Source data
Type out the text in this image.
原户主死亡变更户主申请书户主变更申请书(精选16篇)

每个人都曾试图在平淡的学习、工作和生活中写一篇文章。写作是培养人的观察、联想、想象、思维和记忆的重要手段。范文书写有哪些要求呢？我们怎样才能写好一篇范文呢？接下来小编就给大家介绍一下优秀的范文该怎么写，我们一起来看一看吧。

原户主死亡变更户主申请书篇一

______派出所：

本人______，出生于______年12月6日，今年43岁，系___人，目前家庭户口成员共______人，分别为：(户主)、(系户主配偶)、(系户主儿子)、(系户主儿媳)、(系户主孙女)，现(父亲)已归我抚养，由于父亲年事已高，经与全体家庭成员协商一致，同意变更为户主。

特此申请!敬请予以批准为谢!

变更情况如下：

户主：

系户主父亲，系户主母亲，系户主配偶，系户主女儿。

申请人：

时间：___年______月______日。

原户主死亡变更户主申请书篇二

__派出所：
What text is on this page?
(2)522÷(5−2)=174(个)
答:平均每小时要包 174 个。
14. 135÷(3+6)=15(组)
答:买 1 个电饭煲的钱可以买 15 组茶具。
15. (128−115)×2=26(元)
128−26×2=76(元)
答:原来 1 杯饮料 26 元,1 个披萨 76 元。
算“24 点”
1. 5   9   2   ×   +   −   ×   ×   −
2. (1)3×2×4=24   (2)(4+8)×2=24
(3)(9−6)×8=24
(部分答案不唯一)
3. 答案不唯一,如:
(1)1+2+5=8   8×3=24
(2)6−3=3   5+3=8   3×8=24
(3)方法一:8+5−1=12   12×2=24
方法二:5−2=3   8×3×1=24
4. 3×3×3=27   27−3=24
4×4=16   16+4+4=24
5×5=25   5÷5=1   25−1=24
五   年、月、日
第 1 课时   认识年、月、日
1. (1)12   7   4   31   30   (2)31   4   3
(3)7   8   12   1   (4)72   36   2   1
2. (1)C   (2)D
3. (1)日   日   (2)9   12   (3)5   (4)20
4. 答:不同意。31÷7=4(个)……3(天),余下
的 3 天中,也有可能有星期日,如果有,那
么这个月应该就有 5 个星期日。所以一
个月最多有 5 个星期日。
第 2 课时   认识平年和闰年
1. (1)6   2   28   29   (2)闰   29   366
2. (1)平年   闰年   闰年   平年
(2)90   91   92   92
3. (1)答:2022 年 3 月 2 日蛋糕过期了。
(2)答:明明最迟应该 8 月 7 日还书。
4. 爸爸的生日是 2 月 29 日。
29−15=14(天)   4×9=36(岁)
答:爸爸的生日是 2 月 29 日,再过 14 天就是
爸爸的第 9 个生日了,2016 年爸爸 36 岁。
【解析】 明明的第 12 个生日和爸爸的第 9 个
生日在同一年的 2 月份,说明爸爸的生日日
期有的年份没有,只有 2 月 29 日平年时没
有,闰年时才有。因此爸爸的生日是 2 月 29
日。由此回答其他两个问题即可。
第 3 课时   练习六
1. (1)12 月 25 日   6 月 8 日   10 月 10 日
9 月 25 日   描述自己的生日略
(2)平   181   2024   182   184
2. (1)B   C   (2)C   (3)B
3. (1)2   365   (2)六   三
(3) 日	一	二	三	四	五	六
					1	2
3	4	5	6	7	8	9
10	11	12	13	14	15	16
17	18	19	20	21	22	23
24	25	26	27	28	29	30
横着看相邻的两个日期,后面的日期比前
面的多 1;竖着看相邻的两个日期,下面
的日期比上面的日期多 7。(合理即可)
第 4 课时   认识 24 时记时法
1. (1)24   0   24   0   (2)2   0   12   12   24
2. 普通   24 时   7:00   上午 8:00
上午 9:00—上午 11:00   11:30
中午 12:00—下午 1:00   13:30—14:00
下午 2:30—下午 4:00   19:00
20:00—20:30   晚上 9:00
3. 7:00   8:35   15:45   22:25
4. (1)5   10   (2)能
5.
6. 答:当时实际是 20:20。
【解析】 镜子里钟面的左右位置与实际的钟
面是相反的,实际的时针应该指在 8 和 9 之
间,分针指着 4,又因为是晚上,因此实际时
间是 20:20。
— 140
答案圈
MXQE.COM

Do this: Copy all lines from the material that contain "text".

Task answer:
Type out the text in this image.
What text is on this page?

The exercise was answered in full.